--- Directive A ---
Reproduce the stored records verbatim, starting with their first line and ending with the line that contains "- sample-dot: [662, 431, 667, 436]", with that line included.

— start Source passage —

How sweet it is, when whirlwinds roil great ocean,

To watch, from land, the danger of another,

Not that to see some other person suffer

Brings great enjoyment, but the sweetness lies

In watching evils you yourself are free from.16

Lucretius’s pleasure is one of 
not
 suffering, at his freedom from it. It is a self-regarding emotion, unlike 
Schadenfreude
. Kant defends such a distinction in his 
Lectures on Ethics
 of 1779: “...we may enjoy in stormy weather, when comfortably seated in our warm, cosy parlour, speaking of those at sea, for it heightens our own feeling of comfort and happiness...”17 The relief derived from not suffering has given rise in the modern world to much of the popularity of the television and news media, which regularly broadcast details of sad events. People who demonstrate a taste for stories of disaster or who show morbid curiosity about the misfortunes of others should not be considered
schadenfroh
 (this is the adjective form of the German noun) too quickly, for it is entirely possible that the pleasure they find is a self-regarding one. News-watchers may find pleasure in learning of problems they don’t have.

Consider another example of self-regarding pleasure, taken from 
The
 
Black Prince,
 a novel by the British writer-philosopher Iris Murdoch:

We naturally take in the catastrophes of our friends a pleasure which genuinely does not preclude friendship. This is partly but not entirely because we enjoy being empowered as helpers. The unexpected or inappropriate catastrophe is especially piquant...18

This is not 
Schadenfreude
. The pleasure in question has nothing to do with either comedy or justice. Further, the speaker describes a kind of emotional neediness that could just as easily be satisfied in a number of other ways: being taken into confidence, asked for important advice, honored at a party. This pleasure is not in the suffering of another person, but in the idea that another person needs us.

— end Source passage —

--- Directive B ---
State whether each statement below agrees with the passage on Schadenfreude. Answer yes or no, and quote the words of the passage that decide it. (i) Lucretius's pleasure is described as self-regarding. (ii) The Black Prince is attributed to an American writer. (iii) The pleasure in the Murdoch example is said to involve comedy or justice.

— start Material to process —

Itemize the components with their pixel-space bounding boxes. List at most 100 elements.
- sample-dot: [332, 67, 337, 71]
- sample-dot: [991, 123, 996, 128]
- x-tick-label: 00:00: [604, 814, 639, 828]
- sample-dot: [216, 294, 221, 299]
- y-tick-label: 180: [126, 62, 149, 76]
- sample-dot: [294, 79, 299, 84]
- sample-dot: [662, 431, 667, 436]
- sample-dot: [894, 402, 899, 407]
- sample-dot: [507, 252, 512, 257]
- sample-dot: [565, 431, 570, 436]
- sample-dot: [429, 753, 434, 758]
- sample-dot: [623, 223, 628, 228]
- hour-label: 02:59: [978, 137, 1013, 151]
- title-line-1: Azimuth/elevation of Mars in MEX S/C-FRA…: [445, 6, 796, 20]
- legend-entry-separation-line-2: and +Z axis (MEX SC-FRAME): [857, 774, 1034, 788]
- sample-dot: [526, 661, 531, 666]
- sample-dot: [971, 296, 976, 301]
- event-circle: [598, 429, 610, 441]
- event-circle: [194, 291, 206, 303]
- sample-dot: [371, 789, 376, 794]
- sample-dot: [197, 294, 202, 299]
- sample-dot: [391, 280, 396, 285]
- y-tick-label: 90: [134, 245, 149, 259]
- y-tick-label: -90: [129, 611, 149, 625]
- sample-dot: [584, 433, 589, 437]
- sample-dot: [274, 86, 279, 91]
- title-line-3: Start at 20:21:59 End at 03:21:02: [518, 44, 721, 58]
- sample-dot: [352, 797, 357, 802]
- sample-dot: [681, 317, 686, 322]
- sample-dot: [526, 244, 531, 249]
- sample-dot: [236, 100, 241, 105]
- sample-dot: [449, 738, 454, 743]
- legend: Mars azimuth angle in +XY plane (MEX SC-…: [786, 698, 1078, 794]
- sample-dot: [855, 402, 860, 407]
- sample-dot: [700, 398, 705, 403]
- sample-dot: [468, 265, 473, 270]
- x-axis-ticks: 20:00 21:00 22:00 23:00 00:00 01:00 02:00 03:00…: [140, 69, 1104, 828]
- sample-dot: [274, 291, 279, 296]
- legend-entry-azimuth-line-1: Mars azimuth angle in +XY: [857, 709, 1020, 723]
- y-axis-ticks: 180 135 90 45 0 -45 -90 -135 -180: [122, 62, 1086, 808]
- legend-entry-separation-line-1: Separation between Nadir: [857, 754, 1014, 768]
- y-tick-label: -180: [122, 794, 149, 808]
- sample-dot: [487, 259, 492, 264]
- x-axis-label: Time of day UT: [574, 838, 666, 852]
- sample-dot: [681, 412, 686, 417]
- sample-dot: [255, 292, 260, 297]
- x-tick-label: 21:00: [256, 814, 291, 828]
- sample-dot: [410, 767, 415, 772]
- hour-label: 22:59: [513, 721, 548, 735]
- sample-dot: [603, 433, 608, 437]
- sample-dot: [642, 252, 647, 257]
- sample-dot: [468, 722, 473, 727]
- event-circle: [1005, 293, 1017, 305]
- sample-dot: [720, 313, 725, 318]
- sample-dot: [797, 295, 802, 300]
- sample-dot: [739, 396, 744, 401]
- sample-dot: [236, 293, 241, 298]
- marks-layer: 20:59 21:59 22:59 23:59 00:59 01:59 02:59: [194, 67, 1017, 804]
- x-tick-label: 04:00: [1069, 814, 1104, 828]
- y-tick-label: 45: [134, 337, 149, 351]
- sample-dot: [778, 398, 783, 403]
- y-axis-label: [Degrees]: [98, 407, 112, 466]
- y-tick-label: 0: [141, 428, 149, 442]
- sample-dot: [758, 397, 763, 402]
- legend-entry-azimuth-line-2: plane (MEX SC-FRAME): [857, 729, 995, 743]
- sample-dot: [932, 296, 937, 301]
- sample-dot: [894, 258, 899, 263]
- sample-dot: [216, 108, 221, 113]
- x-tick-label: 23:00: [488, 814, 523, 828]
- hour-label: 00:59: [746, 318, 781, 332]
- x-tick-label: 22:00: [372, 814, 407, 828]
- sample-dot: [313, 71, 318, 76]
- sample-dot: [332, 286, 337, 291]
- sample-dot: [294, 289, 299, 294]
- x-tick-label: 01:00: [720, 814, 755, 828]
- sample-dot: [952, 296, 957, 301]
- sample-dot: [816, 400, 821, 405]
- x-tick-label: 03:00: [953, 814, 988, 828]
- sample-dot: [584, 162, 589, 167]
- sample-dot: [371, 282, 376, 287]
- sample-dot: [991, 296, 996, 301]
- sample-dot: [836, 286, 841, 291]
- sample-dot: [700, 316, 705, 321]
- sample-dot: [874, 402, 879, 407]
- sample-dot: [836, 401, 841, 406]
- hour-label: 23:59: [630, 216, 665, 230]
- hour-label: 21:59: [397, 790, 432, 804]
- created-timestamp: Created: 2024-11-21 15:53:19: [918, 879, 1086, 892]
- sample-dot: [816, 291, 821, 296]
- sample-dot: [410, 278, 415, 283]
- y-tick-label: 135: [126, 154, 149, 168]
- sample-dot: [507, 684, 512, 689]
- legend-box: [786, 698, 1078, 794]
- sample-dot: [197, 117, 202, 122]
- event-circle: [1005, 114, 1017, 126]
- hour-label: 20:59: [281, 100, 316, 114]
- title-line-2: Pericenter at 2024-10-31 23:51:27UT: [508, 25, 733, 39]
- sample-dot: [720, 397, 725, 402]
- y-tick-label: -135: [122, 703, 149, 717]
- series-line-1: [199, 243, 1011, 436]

— end Material to process —

--- Full response A ---
Itemize the components with their pixel-space bounding boxes. List at most 100 elements.
- sample-dot: [332, 67, 337, 71]
- sample-dot: [991, 123, 996, 128]
- x-tick-label: 00:00: [604, 814, 639, 828]
- sample-dot: [216, 294, 221, 299]
- y-tick-label: 180: [126, 62, 149, 76]
- sample-dot: [294, 79, 299, 84]
- sample-dot: [662, 431, 667, 436]

--- Full response B ---
(i) Yes: "It is a self-regarding emotion, unlike"
(ii) No: "a novel by the British writer-philosopher Iris Murdoch"
(iii) No: "The pleasure in question has nothing to do with either comedy or justice."